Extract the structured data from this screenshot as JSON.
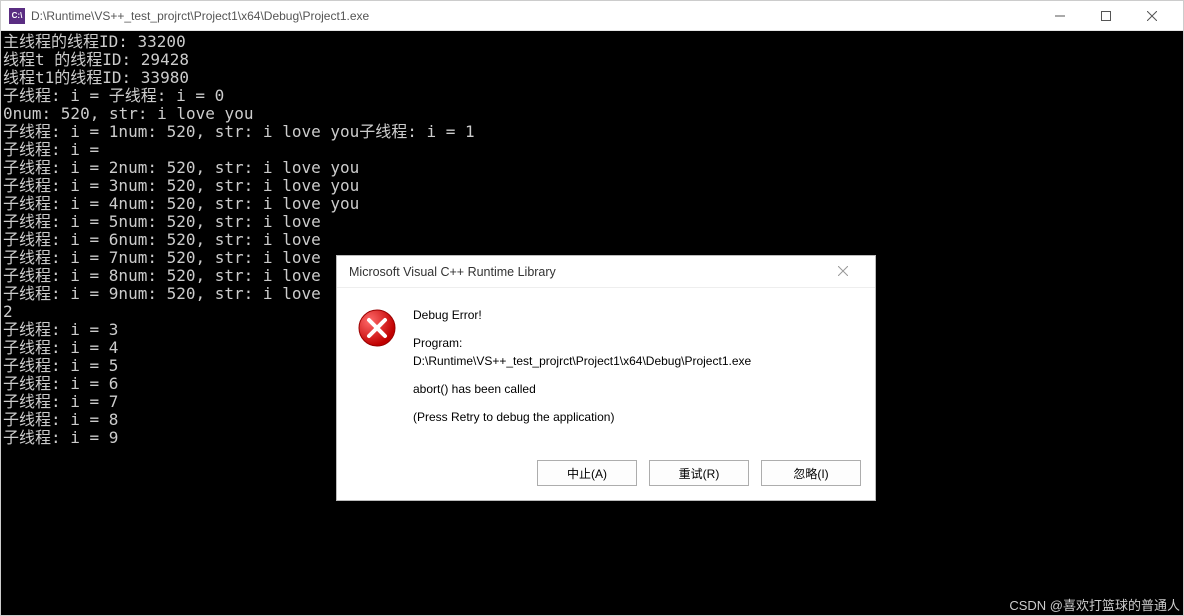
{
  "window": {
    "icon_text": "C:\\",
    "title": "D:\\Runtime\\VS++_test_projrct\\Project1\\x64\\Debug\\Project1.exe"
  },
  "console": {
    "lines": [
      "主线程的线程ID: 33200",
      "线程t 的线程ID: 29428",
      "线程t1的线程ID: 33980",
      "子线程: i = 子线程: i = 0",
      "0num: 520, str: i love you",
      "子线程: i = 1num: 520, str: i love you子线程: i = 1",
      "子线程: i = ",
      "子线程: i = 2num: 520, str: i love you",
      "子线程: i = 3num: 520, str: i love you",
      "子线程: i = 4num: 520, str: i love you",
      "子线程: i = 5num: 520, str: i love ",
      "子线程: i = 6num: 520, str: i love",
      "子线程: i = 7num: 520, str: i love",
      "子线程: i = 8num: 520, str: i love",
      "子线程: i = 9num: 520, str: i love",
      "2",
      "子线程: i = 3",
      "子线程: i = 4",
      "子线程: i = 5",
      "子线程: i = 6",
      "子线程: i = 7",
      "子线程: i = 8",
      "子线程: i = 9"
    ]
  },
  "dialog": {
    "title": "Microsoft Visual C++ Runtime Library",
    "heading": "Debug Error!",
    "program_label": "Program:",
    "program_path": "D:\\Runtime\\VS++_test_projrct\\Project1\\x64\\Debug\\Project1.exe",
    "message": "abort() has been called",
    "hint": "(Press Retry to debug the application)",
    "buttons": {
      "abort": "中止(A)",
      "retry": "重试(R)",
      "ignore": "忽略(I)"
    }
  },
  "watermark": "CSDN @喜欢打篮球的普通人"
}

**THE REQUEST**
Pick out lines containing the word "title", each one as written.

**PROBLEM SOLUTION**
    "title": "D:\\Runtime\\VS++_test_projrct\\Project1\\x64\\Debug\\Project1.exe"
    "title": "Microsoft Visual C++ Runtime Library",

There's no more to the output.